Some records

==*==

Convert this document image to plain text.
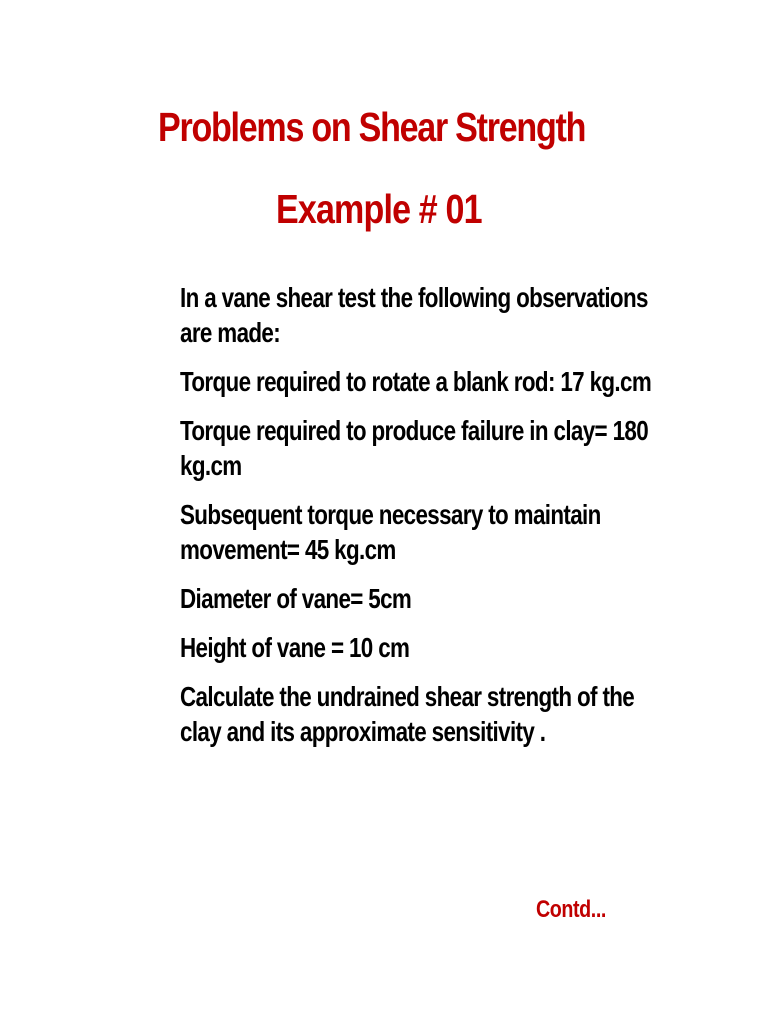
Problems on Shear Strength
Example # 01
In a vane shear test the following observations
are made:
Torque required to rotate a blank rod: 17 kg.cm
Torque required to produce failure in clay= 180
kg.cm
Subsequent torque necessary to maintain
movement= 45 kg.cm
Diameter of vane= 5cm
Height of vane = 10 cm
Calculate the undrained shear strength of the
clay and its approximate sensitivity .
Contd...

==*==

Copy out the lines in which the string "vane" appears.

In a vane shear test the following observations
Diameter of vane= 5cm
Height of vane = 10 cm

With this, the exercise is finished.